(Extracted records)
····················
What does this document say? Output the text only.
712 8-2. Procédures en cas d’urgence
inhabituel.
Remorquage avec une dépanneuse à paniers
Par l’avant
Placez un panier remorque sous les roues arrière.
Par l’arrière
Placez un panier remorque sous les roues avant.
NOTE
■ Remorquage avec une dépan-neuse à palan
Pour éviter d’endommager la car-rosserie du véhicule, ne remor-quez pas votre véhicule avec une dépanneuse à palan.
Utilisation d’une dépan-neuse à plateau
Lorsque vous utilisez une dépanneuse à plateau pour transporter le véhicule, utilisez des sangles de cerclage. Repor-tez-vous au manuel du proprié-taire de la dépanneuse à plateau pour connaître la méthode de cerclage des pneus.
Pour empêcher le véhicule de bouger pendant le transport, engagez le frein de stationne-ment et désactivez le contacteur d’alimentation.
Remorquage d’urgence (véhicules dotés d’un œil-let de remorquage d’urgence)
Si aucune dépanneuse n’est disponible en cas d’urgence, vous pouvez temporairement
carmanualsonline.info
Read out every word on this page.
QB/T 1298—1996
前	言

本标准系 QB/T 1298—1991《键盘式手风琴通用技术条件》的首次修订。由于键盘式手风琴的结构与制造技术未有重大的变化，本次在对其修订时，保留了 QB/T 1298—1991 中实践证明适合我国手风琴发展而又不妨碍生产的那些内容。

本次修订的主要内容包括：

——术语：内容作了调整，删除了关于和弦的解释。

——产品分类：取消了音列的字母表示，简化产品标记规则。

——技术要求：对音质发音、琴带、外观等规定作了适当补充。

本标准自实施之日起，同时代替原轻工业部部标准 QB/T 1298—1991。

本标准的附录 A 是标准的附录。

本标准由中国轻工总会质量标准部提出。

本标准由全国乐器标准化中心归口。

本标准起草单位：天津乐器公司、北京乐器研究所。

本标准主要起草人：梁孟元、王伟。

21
····················
EXERCISE REQUIREMENTS
Quote exactly the line containing "Read out every word on this page." and every later line through the end of the listing, and no other lines.

TASK RESPONSE
Read out every word on this page.
QB/T 1298—1996
前	言

本标准系 QB/T 1298—1991《键盘式手风琴通用技术条件》的首次修订。由于键盘式手风琴的结构与制造技术未有重大的变化，本次在对其修订时，保留了 QB/T 1298—1991 中实践证明适合我国手风琴发展而又不妨碍生产的那些内容。

本次修订的主要内容包括：

——术语：内容作了调整，删除了关于和弦的解释。

——产品分类：取消了音列的字母表示，简化产品标记规则。

——技术要求：对音质发音、琴带、外观等规定作了适当补充。

本标准自实施之日起，同时代替原轻工业部部标准 QB/T 1298—1991。

本标准的附录 A 是标准的附录。

本标准由中国轻工总会质量标准部提出。

本标准由全国乐器标准化中心归口。

本标准起草单位：天津乐器公司、北京乐器研究所。

本标准主要起草人：梁孟元、王伟。

21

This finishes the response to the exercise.